§ Encargo 1
Reproduce sin cambios las líneas de los registros que van desde el comienzo de los registros hasta la línea que contiene "cell-type: Max von", ambas incluidas.

====== Texto citado

Covarrubias incluyó la teoría de Bacci en su diccionario y las generaciones posteriores optaron por creérsela a pies juntillas, a pesar de que justo antes contaba la versión buena: «Púdose decir podrida, en cuanto se cuece muy despacio, que casi lo que tiene dentro viene a deshacerse y por esta razón se pudo decir podrida, como la fruta que se madura demasiado». De hecho, la misma Real Academia Española sigue admitiendo como significado de pudrir el «hacer que una materia orgánica se altera y se descomponga», que es lo que ocurre cuando se cuecen prolongadamente los ingredientes en la olla. Si en vez de leer tanto latín Covarrubias hubiese optado por el inglés no habría liado la que lió, ay. Quizás si hubiese leído los diálogos bilingües de John Minsheu (Pleasant and delightful dialogues, 1599) hubiera sabido que «la llamaron olla podrida porque así como en un muladar se pudren cosas diferentes, y de todas se hace la basura, así la olla, que es compuesta de muchas cosas, se viene a hacer guisado o potaje».

Noventa ingredientes y una olla

Esas muchas cosas con las que la olla podrida se elaboraba eran verdaderamente multitud, así que no es de extrañar que triunfara la idea de que su nombre derivaba del poderío o riqueza de quien se la podía permitir. Carne de vaca, carnero, gallina u otras aves, jamón, tocino, longanizas, legumbres, verduras y especias componían un potaje ilustrado y suculento que era el orgullo de los privilegiados y la envidia de los pobres.

============

§ Encargo 2
Según el texto sobre la olla podrida, ¿en qué año se publicaron los diálogos bilingües de John Minsheu?

====== Datos disponibles

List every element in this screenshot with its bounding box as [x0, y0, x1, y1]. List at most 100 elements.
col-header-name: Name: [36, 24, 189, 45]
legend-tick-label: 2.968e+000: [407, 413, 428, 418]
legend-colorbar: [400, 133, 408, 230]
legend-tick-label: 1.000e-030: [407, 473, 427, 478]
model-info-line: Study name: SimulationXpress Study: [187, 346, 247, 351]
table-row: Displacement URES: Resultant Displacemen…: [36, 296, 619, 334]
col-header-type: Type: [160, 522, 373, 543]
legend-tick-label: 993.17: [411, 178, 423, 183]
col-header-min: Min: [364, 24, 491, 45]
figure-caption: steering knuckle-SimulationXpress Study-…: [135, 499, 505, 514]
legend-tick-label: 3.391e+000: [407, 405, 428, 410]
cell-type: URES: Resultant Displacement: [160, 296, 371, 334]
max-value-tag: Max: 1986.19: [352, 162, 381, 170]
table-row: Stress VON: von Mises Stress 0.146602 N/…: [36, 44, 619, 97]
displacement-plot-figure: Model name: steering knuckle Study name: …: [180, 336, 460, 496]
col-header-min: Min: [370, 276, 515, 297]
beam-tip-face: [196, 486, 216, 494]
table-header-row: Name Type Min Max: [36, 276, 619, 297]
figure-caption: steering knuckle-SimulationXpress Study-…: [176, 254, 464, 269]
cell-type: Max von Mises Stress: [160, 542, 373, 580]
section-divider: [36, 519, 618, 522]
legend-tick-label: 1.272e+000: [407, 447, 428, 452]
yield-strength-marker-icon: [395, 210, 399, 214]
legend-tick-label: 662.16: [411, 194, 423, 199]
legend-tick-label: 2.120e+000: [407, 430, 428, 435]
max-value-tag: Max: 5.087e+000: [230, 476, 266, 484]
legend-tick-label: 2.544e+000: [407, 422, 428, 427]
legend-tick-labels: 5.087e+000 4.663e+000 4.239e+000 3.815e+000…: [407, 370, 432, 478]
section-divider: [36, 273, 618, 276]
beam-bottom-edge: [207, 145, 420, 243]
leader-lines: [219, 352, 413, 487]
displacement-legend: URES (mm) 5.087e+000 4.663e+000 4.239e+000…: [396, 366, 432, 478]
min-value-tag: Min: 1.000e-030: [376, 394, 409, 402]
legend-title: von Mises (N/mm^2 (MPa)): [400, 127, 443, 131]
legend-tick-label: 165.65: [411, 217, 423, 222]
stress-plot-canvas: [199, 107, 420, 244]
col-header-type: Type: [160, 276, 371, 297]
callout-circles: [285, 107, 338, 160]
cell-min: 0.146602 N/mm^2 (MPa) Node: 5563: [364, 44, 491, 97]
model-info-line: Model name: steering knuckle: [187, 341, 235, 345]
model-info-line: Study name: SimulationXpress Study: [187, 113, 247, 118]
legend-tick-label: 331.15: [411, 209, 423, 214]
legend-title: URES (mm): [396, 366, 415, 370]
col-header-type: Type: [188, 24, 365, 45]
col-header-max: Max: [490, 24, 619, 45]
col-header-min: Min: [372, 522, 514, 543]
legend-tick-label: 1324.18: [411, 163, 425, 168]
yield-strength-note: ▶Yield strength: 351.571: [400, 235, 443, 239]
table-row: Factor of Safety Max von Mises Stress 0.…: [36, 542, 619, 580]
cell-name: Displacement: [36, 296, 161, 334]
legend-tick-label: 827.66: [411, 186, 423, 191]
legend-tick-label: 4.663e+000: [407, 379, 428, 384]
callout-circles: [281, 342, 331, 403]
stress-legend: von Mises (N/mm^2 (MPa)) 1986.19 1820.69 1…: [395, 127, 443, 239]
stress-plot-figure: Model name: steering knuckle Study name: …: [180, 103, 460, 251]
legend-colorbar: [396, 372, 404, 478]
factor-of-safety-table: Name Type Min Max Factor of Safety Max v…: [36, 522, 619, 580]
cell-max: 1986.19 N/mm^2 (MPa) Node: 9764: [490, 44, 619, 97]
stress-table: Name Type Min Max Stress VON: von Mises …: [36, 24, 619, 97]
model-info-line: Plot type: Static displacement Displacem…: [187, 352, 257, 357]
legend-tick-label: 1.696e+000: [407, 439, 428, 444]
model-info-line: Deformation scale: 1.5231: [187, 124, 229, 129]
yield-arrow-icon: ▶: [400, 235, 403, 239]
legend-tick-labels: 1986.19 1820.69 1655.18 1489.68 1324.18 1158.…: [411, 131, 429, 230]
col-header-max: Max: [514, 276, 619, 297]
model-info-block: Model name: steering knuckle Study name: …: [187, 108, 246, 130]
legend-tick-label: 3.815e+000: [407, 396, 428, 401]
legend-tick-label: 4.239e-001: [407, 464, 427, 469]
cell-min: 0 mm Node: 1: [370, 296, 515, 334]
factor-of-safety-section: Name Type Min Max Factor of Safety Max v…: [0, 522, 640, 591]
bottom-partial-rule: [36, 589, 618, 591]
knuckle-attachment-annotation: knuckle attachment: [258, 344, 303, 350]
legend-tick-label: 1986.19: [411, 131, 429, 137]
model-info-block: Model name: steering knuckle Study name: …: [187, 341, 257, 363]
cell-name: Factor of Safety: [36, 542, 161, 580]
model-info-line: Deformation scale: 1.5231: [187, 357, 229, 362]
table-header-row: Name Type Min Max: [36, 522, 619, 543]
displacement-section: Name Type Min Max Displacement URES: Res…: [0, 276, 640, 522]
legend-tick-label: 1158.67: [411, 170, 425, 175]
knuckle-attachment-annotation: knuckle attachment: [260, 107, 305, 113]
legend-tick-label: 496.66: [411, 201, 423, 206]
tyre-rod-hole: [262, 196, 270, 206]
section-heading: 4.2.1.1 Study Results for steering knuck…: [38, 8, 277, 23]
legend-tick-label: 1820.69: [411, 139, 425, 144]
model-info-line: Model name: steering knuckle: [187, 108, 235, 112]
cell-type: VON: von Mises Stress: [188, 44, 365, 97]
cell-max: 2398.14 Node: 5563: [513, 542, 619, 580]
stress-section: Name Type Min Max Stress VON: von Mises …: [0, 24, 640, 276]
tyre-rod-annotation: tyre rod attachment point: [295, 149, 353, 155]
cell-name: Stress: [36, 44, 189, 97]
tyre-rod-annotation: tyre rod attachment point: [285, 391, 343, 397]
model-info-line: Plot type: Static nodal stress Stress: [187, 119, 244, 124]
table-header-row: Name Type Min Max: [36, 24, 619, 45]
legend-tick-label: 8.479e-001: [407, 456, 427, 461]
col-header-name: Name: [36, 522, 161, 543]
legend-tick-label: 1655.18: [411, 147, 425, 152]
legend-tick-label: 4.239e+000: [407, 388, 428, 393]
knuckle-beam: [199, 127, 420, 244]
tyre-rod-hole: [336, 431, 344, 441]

============

§ Respuesta 1
List every element in this screenshot with its bounding box as [x0, y0, x1, y1]. List at most 100 elements.
col-header-name: Name: [36, 24, 189, 45]
legend-tick-label: 2.968e+000: [407, 413, 428, 418]
legend-colorbar: [400, 133, 408, 230]
legend-tick-label: 1.000e-030: [407, 473, 427, 478]
model-info-line: Study name: SimulationXpress Study: [187, 346, 247, 351]
table-row: Displacement URES: Resultant Displacemen…: [36, 296, 619, 334]
col-header-type: Type: [160, 522, 373, 543]
legend-tick-label: 993.17: [411, 178, 423, 183]
col-header-min: Min: [364, 24, 491, 45]
figure-caption: steering knuckle-SimulationXpress Study-…: [135, 499, 505, 514]
legend-tick-label: 3.391e+000: [407, 405, 428, 410]
cell-type: URES: Resultant Displacement: [160, 296, 371, 334]
max-value-tag: Max: 1986.19: [352, 162, 381, 170]
table-row: Stress VON: von Mises Stress 0.146602 N/…: [36, 44, 619, 97]
displacement-plot-figure: Model name: steering knuckle Study name: …: [180, 336, 460, 496]
col-header-min: Min: [370, 276, 515, 297]
beam-tip-face: [196, 486, 216, 494]
table-header-row: Name Type Min Max: [36, 276, 619, 297]
figure-caption: steering knuckle-SimulationXpress Study-…: [176, 254, 464, 269]
cell-type: Max von Mises Stress: [160, 542, 373, 580]

§ Respuesta 2
En 1599.